- **WHAT IS REQUIRED**
Every line below that holds the string "JSON" should be copied out.

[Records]
====================

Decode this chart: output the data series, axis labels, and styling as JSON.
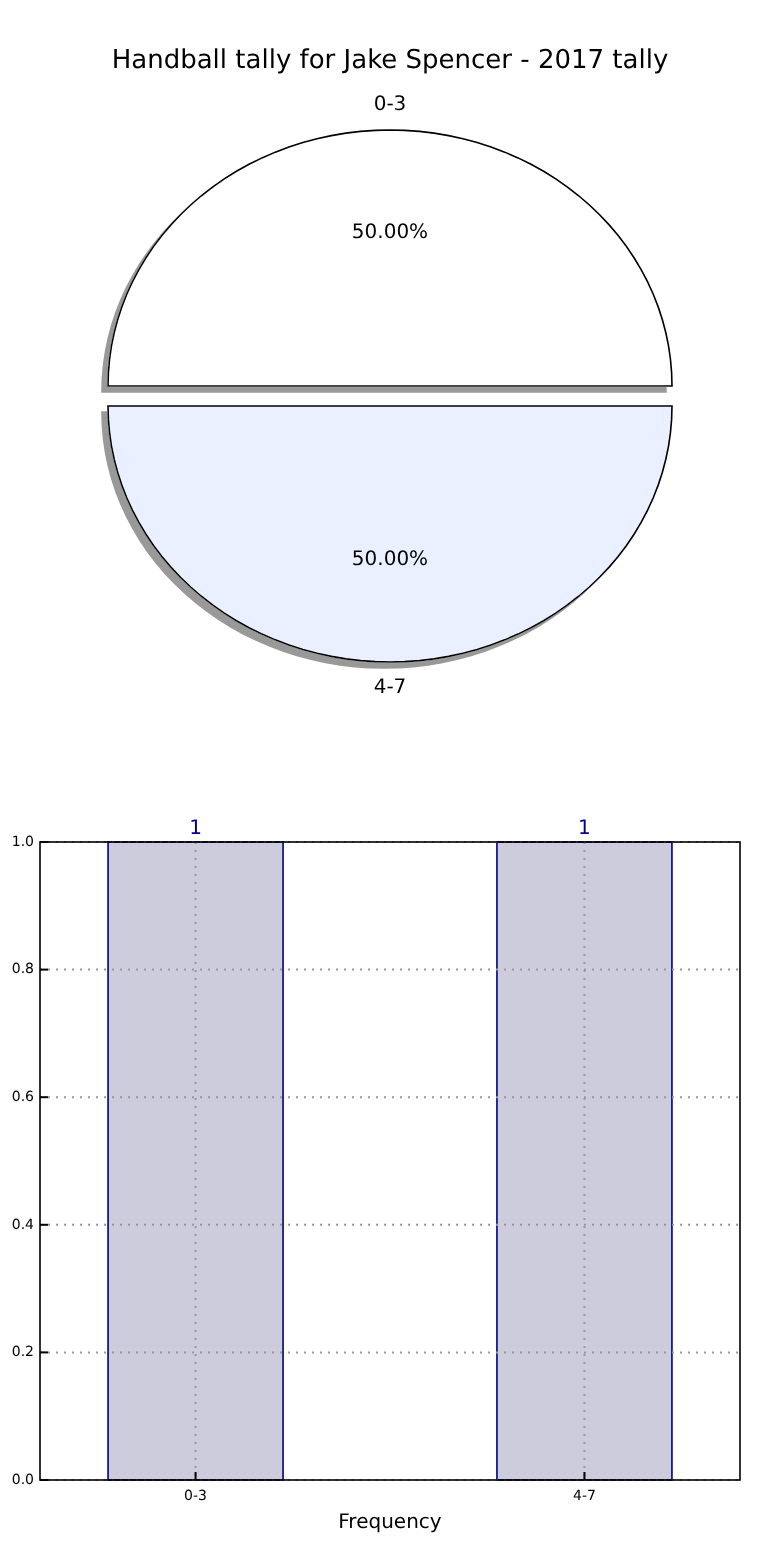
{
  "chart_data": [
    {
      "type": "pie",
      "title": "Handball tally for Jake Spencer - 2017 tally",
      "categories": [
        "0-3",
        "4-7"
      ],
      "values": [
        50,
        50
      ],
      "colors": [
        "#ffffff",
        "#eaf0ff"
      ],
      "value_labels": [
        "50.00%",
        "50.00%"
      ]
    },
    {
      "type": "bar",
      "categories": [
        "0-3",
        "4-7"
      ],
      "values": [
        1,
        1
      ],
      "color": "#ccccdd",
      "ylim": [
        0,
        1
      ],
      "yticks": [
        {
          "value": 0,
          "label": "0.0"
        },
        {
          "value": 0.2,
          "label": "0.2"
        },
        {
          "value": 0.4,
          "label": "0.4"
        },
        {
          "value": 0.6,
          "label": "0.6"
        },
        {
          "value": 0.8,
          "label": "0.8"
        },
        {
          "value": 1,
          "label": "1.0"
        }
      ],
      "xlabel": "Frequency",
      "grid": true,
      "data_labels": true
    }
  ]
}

====================

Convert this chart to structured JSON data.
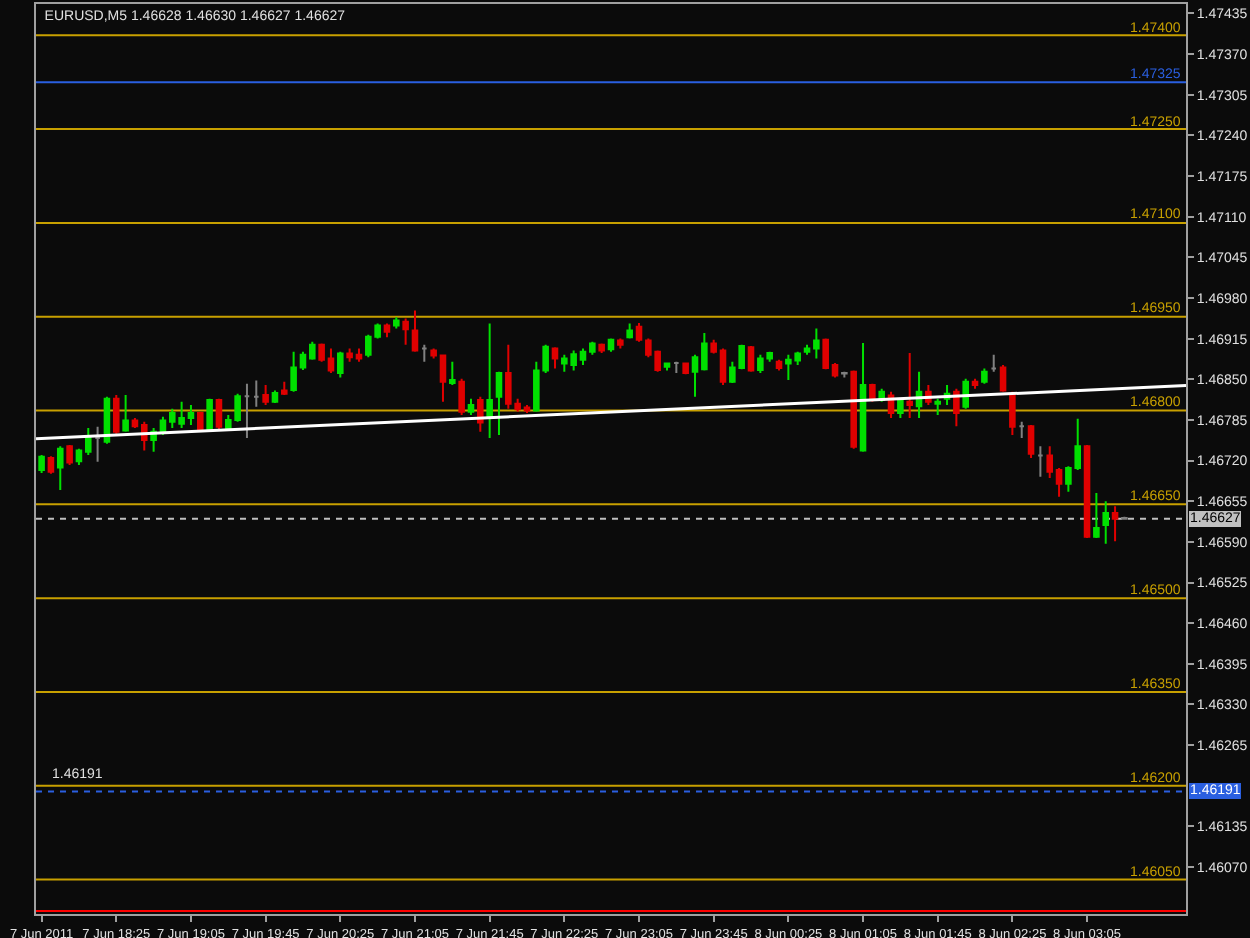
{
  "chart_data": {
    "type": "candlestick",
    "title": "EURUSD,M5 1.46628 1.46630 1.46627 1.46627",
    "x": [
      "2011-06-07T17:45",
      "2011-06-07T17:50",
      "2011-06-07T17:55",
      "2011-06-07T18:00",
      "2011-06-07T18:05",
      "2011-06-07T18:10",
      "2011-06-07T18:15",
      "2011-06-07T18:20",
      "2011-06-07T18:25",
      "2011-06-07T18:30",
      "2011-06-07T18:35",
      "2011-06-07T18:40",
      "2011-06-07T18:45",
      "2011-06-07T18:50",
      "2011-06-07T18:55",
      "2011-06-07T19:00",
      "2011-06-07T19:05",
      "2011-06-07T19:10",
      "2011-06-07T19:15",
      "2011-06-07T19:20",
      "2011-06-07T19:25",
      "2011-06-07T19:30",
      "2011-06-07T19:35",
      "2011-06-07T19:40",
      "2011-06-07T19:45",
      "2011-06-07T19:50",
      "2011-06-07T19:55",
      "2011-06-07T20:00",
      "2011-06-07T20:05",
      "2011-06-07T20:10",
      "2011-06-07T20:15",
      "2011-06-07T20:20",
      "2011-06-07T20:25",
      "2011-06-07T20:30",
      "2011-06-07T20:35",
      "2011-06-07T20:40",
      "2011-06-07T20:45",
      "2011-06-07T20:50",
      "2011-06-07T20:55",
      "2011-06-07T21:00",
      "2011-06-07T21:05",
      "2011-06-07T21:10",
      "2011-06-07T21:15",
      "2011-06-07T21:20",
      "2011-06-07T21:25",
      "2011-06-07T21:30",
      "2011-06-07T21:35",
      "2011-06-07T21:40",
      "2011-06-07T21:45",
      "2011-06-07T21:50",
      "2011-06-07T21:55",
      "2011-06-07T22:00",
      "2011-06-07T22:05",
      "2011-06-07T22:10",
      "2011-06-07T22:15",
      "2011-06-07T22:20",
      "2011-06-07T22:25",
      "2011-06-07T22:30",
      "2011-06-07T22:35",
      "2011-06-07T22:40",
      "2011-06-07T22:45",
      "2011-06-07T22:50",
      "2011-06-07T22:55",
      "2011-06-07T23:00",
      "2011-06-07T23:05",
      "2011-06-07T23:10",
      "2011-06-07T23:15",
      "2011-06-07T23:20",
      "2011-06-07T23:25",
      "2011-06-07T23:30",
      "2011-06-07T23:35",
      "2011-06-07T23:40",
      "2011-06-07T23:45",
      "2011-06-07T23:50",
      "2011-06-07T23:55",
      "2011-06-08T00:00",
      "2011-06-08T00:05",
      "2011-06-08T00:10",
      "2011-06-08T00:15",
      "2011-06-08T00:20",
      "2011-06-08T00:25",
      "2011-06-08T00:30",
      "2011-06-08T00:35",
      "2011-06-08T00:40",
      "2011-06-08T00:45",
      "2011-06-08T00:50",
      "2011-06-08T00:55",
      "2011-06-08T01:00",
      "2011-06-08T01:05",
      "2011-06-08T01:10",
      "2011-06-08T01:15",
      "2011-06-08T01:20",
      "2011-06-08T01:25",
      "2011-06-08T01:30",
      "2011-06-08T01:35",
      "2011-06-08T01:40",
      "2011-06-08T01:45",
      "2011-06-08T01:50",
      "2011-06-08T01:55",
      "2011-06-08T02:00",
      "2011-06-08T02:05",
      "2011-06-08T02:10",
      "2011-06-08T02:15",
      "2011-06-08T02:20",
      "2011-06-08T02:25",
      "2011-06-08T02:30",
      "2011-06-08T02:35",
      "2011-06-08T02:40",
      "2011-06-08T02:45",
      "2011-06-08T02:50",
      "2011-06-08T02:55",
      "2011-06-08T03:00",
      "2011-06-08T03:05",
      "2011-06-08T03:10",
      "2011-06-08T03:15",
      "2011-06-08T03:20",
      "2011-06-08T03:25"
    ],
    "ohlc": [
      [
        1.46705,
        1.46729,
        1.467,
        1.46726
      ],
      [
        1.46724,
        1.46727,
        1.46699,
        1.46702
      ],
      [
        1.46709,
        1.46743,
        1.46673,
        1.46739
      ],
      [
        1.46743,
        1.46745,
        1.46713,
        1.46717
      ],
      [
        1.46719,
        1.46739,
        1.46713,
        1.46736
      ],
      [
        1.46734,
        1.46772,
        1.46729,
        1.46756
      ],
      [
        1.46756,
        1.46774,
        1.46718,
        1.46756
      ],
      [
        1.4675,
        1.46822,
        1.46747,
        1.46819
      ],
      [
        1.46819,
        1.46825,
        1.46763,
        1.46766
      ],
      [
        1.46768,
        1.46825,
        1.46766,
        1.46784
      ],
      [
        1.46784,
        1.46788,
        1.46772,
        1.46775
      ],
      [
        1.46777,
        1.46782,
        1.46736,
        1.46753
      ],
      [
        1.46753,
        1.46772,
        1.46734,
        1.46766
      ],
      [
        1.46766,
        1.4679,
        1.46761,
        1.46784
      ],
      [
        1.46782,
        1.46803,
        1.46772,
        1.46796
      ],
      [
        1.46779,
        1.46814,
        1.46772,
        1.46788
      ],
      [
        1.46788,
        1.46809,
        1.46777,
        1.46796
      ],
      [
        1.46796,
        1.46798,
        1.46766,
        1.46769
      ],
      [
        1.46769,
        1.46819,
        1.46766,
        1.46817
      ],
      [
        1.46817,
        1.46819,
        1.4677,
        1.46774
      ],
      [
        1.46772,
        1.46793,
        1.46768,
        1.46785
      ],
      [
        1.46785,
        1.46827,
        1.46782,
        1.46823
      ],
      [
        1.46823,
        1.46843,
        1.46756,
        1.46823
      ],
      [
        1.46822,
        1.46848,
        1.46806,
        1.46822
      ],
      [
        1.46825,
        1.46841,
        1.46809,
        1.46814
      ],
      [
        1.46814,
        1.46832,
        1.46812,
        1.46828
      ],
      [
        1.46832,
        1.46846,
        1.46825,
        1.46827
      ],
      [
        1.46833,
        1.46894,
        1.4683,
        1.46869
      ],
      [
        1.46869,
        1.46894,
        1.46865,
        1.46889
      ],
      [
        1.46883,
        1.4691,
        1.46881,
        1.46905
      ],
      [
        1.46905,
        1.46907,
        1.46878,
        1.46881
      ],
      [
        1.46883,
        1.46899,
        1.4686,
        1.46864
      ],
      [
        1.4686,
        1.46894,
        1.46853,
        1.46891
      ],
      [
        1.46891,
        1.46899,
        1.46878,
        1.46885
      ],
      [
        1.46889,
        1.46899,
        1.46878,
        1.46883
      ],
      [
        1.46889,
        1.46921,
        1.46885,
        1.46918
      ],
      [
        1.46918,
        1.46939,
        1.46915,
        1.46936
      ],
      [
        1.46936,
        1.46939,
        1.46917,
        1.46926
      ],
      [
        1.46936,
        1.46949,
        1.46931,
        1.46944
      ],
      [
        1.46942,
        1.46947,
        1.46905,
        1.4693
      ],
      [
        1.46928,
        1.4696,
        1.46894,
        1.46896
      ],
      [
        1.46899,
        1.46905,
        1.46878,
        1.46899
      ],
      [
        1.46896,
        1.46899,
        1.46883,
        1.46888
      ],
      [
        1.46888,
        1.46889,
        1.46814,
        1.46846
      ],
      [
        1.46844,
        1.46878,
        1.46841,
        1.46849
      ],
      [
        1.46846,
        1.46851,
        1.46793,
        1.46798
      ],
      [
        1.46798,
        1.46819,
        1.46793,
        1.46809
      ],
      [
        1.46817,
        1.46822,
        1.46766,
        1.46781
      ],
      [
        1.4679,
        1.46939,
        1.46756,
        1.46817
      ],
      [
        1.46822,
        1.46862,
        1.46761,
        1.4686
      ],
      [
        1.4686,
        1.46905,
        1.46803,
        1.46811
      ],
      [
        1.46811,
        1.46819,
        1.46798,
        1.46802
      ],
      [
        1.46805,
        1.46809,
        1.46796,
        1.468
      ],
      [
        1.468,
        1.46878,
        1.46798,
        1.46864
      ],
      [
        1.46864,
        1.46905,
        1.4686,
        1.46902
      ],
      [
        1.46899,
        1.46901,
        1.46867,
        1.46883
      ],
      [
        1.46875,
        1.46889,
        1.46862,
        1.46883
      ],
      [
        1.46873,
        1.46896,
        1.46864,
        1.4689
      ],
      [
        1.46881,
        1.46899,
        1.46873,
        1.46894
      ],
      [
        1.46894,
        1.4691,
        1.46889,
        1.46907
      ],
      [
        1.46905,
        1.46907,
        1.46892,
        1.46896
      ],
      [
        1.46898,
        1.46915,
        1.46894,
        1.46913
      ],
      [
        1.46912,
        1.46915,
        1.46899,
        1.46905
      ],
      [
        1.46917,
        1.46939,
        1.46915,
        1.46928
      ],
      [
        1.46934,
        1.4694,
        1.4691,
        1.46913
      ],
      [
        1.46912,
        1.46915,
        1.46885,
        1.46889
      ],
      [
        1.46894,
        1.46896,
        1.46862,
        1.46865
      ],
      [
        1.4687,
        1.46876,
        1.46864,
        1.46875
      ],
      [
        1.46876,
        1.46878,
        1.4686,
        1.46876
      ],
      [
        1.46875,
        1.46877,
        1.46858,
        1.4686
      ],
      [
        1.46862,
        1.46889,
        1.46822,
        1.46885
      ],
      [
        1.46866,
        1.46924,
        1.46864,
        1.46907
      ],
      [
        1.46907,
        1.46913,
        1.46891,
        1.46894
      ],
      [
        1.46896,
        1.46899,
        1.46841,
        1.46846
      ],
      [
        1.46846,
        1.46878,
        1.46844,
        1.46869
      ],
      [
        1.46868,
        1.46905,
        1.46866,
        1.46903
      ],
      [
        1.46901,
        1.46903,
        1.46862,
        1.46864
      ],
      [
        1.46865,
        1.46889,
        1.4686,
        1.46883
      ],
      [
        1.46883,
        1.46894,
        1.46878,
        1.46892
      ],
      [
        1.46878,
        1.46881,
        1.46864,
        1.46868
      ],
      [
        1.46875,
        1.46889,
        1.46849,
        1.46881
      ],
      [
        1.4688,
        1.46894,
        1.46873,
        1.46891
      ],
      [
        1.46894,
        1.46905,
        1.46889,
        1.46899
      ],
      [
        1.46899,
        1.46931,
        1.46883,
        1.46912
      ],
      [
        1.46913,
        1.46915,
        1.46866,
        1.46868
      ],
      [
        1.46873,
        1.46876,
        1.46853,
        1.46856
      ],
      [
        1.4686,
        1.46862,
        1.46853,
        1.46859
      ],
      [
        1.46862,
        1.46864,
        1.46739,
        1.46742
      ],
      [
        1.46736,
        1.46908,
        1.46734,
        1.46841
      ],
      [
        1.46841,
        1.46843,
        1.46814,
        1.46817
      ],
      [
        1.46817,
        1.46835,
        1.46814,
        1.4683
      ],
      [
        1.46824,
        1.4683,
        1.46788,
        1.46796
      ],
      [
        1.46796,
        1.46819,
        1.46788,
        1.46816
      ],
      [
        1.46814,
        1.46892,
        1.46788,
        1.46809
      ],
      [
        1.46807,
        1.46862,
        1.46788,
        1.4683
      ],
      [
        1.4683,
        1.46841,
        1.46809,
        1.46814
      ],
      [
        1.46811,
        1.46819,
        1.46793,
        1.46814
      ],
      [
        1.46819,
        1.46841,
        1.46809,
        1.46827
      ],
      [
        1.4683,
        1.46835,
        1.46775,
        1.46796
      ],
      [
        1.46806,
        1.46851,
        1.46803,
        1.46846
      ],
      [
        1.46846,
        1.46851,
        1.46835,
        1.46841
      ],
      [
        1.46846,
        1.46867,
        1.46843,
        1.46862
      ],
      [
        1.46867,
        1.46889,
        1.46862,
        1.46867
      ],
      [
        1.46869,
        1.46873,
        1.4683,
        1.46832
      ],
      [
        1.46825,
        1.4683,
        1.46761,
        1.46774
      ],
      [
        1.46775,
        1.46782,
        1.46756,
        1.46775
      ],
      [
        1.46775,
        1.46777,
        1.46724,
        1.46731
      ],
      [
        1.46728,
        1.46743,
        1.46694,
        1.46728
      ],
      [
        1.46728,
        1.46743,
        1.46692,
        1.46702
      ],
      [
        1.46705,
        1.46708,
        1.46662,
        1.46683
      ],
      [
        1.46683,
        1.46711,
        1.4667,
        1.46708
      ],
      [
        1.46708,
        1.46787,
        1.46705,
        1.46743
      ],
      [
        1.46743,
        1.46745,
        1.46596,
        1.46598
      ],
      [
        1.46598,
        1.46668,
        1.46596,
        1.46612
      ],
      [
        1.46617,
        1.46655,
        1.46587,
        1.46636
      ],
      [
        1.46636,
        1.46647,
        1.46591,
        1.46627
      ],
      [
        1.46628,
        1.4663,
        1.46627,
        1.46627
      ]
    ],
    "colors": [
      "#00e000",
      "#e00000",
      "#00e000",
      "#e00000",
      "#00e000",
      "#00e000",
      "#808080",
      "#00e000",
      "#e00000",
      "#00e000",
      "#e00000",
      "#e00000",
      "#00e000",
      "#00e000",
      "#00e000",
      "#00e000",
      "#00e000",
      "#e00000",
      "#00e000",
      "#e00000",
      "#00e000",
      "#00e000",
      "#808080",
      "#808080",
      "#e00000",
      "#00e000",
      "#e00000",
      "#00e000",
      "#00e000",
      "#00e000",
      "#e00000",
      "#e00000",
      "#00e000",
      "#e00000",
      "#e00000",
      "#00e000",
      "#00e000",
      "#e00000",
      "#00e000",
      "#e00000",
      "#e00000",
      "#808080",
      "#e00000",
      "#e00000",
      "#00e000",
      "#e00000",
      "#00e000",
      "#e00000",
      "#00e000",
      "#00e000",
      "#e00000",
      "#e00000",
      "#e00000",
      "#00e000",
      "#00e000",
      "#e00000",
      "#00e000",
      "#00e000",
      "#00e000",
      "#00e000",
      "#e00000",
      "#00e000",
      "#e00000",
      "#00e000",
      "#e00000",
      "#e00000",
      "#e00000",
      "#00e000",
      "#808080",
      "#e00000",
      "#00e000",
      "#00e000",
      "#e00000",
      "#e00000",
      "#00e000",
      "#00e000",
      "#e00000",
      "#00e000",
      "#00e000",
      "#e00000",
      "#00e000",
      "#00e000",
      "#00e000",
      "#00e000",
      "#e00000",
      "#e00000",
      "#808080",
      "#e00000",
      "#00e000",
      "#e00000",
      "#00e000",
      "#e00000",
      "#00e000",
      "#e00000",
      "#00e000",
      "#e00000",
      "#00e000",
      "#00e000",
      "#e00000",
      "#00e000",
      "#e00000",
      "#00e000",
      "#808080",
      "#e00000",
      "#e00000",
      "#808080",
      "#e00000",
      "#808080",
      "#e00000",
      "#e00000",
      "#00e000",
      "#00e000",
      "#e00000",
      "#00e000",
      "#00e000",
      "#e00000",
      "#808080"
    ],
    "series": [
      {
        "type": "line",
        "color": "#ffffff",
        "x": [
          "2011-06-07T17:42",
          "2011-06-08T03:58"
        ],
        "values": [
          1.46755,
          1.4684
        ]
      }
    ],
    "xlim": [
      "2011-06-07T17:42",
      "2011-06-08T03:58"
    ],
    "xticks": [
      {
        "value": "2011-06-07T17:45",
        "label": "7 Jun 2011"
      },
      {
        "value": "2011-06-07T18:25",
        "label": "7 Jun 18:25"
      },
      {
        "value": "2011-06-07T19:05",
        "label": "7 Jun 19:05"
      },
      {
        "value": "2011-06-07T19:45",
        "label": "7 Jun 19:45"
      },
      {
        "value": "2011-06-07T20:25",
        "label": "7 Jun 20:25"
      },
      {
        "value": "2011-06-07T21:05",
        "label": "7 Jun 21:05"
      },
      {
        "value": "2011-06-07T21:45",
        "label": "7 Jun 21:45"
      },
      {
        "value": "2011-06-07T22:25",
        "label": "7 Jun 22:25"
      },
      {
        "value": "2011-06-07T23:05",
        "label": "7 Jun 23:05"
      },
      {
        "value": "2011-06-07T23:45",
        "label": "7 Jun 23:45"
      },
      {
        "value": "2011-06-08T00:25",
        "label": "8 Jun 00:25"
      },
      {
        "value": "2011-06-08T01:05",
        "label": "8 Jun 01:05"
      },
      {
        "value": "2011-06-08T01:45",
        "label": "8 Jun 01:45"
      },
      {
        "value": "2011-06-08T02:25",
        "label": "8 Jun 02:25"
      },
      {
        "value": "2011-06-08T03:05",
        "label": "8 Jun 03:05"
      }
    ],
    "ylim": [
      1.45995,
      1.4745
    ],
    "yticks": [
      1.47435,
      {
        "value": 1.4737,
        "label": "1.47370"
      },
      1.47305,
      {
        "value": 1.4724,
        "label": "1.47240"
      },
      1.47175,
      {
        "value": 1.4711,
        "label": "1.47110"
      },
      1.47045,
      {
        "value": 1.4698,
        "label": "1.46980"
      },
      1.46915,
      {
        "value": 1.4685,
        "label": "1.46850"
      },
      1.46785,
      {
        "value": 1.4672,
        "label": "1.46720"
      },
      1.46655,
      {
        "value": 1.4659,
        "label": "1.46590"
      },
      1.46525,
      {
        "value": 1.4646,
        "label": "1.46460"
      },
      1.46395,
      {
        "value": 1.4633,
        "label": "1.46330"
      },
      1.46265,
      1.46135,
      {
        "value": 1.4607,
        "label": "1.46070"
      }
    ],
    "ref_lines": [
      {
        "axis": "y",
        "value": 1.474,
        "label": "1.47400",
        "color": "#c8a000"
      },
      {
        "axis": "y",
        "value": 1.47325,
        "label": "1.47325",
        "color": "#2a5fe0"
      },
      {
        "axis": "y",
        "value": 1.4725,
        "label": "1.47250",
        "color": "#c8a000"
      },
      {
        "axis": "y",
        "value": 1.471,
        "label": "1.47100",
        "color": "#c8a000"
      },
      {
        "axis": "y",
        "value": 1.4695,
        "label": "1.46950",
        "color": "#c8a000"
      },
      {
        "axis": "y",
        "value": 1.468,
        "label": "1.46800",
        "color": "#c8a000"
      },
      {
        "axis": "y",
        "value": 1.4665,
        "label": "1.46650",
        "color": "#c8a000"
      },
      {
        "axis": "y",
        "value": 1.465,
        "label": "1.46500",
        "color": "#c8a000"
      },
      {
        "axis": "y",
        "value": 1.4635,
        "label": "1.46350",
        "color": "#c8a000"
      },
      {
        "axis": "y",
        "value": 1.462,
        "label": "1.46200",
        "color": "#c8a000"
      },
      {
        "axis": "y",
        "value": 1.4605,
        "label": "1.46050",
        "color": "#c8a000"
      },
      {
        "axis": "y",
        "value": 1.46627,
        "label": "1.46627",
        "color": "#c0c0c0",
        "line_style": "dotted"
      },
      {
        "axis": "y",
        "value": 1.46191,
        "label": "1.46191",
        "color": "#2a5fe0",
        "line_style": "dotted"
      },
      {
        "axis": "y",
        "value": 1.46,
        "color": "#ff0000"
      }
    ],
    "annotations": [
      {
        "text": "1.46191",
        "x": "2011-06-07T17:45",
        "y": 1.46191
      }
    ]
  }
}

====================

- **RESULT OF THE TASK**
Decode this chart: output the data series, axis labels, and styling as JSON.
Convert this chart to structured JSON data.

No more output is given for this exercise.